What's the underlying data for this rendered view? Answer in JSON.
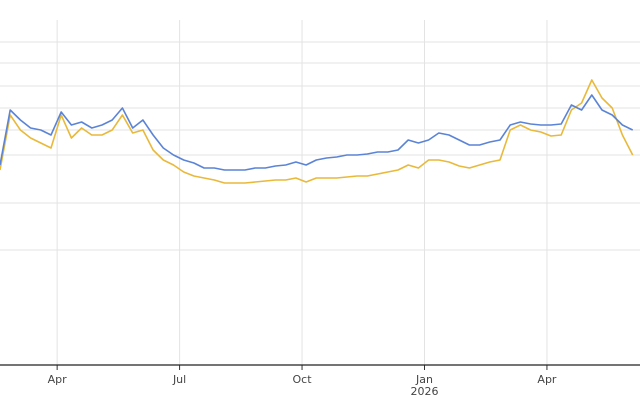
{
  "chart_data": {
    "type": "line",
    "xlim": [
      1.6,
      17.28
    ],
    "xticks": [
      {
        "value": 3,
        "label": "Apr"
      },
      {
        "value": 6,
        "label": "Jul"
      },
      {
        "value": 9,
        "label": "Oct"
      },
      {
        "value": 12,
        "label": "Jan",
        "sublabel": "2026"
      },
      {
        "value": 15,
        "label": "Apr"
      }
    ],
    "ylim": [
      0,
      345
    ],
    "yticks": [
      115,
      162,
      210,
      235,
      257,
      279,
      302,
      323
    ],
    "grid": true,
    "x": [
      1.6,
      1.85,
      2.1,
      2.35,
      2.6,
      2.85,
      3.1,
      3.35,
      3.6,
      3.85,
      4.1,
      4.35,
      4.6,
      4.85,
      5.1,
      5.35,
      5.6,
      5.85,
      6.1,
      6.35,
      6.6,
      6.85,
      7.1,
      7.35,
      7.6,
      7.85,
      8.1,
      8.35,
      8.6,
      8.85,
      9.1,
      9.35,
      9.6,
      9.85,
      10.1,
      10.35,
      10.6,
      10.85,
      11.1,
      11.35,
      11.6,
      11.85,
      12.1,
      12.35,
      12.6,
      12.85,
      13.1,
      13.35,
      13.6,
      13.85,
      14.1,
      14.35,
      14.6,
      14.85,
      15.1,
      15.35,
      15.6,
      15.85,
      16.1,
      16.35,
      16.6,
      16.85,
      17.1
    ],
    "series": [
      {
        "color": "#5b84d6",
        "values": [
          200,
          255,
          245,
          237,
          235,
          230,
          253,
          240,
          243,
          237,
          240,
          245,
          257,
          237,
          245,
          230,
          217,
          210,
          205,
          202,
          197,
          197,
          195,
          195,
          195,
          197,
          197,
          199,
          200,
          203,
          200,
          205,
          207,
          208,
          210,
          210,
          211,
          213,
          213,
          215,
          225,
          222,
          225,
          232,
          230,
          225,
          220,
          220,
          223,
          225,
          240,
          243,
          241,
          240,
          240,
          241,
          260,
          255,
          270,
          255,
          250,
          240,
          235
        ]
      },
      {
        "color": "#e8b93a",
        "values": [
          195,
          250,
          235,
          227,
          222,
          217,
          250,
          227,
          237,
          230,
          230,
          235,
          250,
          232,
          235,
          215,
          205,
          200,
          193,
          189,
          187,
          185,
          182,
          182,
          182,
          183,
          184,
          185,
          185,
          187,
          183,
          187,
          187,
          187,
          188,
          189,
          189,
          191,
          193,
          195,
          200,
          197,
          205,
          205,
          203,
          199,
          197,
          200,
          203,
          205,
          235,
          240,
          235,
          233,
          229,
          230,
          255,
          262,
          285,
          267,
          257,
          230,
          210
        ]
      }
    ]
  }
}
####################
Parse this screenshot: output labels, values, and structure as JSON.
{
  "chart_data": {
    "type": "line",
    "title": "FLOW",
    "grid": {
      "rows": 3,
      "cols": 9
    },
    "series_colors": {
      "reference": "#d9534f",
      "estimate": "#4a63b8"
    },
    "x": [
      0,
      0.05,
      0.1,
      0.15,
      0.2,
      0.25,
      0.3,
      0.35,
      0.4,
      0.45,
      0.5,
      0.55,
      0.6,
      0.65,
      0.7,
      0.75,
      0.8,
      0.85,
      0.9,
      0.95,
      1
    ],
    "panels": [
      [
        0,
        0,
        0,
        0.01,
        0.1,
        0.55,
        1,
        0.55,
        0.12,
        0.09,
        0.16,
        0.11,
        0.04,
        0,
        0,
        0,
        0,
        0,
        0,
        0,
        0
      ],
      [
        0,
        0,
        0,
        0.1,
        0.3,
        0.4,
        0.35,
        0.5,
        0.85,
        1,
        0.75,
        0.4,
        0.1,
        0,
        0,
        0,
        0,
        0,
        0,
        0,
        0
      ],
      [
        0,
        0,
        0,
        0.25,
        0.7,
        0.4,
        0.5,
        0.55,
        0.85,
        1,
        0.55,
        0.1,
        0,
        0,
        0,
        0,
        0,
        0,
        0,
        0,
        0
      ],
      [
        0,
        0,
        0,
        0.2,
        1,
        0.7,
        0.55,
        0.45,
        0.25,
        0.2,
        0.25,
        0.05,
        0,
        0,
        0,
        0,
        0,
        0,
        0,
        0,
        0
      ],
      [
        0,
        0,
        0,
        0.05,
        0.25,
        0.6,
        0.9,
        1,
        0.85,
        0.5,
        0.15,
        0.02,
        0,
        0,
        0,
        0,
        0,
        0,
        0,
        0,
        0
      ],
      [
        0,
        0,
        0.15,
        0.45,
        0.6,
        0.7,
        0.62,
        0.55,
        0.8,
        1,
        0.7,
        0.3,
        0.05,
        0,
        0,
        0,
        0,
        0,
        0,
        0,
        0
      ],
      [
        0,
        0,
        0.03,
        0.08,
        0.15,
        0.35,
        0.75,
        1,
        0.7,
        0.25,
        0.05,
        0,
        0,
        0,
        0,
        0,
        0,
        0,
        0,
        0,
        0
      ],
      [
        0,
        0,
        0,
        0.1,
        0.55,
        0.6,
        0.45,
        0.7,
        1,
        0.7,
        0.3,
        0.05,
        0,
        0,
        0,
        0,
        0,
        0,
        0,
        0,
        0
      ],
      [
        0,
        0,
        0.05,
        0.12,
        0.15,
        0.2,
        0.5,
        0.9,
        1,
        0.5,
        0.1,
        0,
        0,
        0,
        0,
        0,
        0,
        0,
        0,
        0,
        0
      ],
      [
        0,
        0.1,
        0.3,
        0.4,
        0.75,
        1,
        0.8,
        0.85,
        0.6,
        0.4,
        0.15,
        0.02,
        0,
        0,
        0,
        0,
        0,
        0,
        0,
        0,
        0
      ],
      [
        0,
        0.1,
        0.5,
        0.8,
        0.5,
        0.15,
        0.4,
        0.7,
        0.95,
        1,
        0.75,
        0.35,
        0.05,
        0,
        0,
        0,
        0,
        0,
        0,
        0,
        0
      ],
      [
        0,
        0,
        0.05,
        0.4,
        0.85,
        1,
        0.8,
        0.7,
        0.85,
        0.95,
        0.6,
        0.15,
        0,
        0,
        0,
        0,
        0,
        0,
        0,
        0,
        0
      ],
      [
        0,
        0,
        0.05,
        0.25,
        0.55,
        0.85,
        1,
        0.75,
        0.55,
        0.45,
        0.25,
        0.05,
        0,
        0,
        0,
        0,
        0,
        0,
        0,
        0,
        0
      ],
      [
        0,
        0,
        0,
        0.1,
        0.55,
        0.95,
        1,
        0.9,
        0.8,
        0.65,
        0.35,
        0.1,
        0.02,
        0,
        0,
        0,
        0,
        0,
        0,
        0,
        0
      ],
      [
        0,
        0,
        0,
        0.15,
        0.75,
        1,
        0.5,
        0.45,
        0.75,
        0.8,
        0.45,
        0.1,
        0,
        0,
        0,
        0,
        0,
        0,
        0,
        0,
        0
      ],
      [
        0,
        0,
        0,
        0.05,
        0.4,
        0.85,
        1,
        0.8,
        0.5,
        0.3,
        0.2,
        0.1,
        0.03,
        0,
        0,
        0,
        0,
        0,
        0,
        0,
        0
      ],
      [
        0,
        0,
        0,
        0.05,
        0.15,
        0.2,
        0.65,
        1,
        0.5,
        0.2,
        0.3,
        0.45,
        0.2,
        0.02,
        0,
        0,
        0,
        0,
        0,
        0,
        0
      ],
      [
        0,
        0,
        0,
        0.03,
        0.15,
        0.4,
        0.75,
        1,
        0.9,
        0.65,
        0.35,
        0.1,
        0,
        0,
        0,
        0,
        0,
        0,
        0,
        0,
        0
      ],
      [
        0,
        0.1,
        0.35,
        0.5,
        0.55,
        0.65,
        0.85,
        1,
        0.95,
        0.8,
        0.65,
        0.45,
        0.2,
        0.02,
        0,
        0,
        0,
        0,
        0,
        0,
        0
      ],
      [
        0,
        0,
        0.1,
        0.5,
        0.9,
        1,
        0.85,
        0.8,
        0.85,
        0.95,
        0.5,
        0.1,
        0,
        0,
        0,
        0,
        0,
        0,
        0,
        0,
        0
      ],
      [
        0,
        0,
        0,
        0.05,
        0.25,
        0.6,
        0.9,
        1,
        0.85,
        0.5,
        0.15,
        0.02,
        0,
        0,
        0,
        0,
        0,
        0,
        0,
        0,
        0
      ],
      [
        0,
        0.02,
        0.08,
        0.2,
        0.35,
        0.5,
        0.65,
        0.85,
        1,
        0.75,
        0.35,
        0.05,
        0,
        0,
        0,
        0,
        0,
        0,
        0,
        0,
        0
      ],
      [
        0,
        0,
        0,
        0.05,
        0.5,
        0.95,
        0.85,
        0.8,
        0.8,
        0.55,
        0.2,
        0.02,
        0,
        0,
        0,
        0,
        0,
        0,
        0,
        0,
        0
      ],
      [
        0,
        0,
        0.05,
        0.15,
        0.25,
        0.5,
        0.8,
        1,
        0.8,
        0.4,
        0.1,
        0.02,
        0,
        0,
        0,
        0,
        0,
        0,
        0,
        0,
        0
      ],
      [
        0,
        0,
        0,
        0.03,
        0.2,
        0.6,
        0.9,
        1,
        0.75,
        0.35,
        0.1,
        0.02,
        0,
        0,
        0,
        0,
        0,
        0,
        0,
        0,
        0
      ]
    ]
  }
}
####################
In the data above, count the lines where the word "JSON" appears; reply with the number only.

* **Response below**
2